Set task:
Everything in the data should be repeated exactly, save for the images.

(Extracted records)
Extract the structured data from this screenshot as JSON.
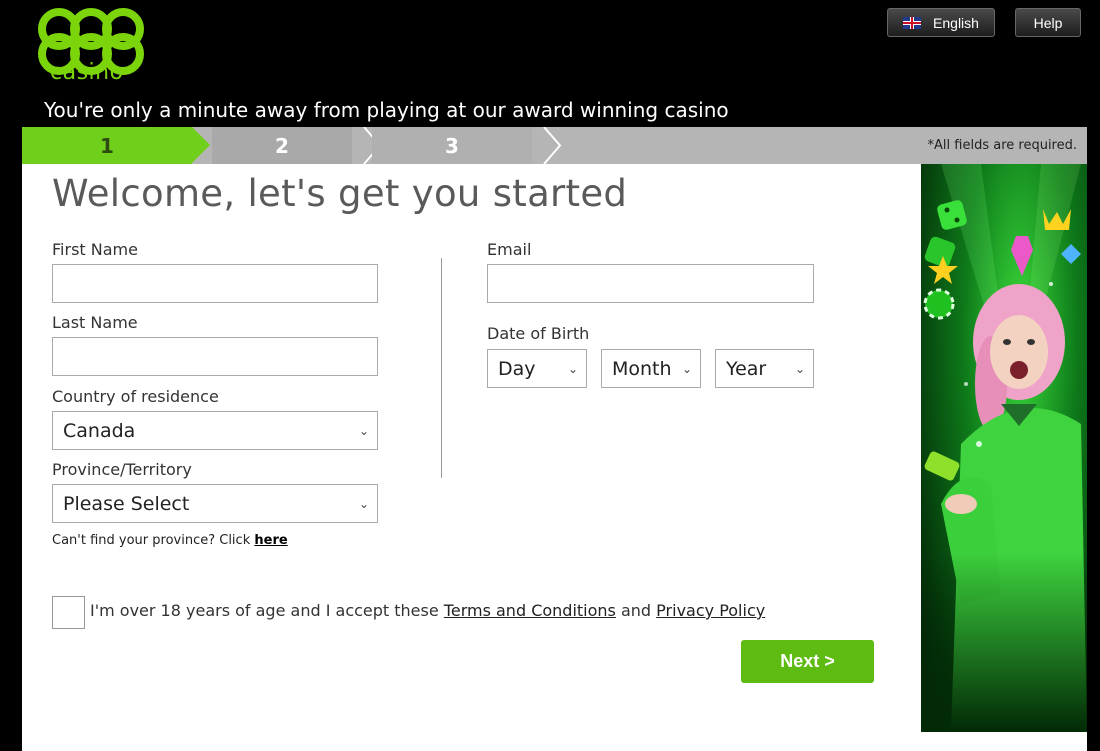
{
  "brand": {
    "logo_digits": "888",
    "logo_word": "casino",
    "accent": "#7cd50a"
  },
  "header": {
    "tagline": "You're only a minute away from playing at our award winning casino",
    "language_label": "English",
    "help_label": "Help"
  },
  "steps": {
    "items": [
      {
        "label": "1",
        "active": true
      },
      {
        "label": "2",
        "active": false
      },
      {
        "label": "3",
        "active": false
      }
    ],
    "required_note": "*All fields are required."
  },
  "form": {
    "heading": "Welcome, let's get you started",
    "first_name": {
      "label": "First Name",
      "value": ""
    },
    "last_name": {
      "label": "Last Name",
      "value": ""
    },
    "country": {
      "label": "Country of residence",
      "selected": "Canada"
    },
    "province": {
      "label": "Province/Territory",
      "selected": "Please Select"
    },
    "province_hint": {
      "text": "Can't find your province? Click",
      "link": "here"
    },
    "email": {
      "label": "Email",
      "value": ""
    },
    "dob": {
      "label": "Date of Birth",
      "day": "Day",
      "month": "Month",
      "year": "Year"
    },
    "consent": {
      "text_before": "I'm over 18 years of age and I accept these",
      "terms_link": "Terms and Conditions",
      "and": "and",
      "privacy_link": "Privacy Policy",
      "checked": false
    },
    "next_label": "Next >"
  },
  "colors": {
    "step_active": "#6fcf1a",
    "next_button": "#5dbb12"
  }
}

Exercise result:
Extract the structured data from this screenshot as JSON.
{
  "brand": {
    "logo_digits": "888",
    "logo_word": "casino",
    "accent": "#7cd50a"
  },
  "header": {
    "tagline": "You're only a minute away from playing at our award winning casino",
    "language_label": "English",
    "help_label": "Help"
  },
  "steps": {
    "items": [
      {
        "label": "1",
        "active": true
      },
      {
        "label": "2",
        "active": false
      },
      {
        "label": "3",
        "active": false
      }
    ],
    "required_note": "*All fields are required."
  },
  "form": {
    "heading": "Welcome, let's get you started",
    "first_name": {
      "label": "First Name",
      "value": ""
    },
    "last_name": {
      "label": "Last Name",
      "value": ""
    },
    "country": {
      "label": "Country of residence",
      "selected": "Canada"
    },
    "province": {
      "label": "Province/Territory",
      "selected": "Please Select"
    },
    "province_hint": {
      "text": "Can't find your province? Click",
      "link": "here"
    },
    "email": {
      "label": "Email",
      "value": ""
    },
    "dob": {
      "label": "Date of Birth",
      "day": "Day",
      "month": "Month",
      "year": "Year"
    },
    "consent": {
      "text_before": "I'm over 18 years of age and I accept these",
      "terms_link": "Terms and Conditions",
      "and": "and",
      "privacy_link": "Privacy Policy",
      "checked": false
    },
    "next_label": "Next >"
  },
  "colors": {
    "step_active": "#6fcf1a",
    "next_button": "#5dbb12"
  }
}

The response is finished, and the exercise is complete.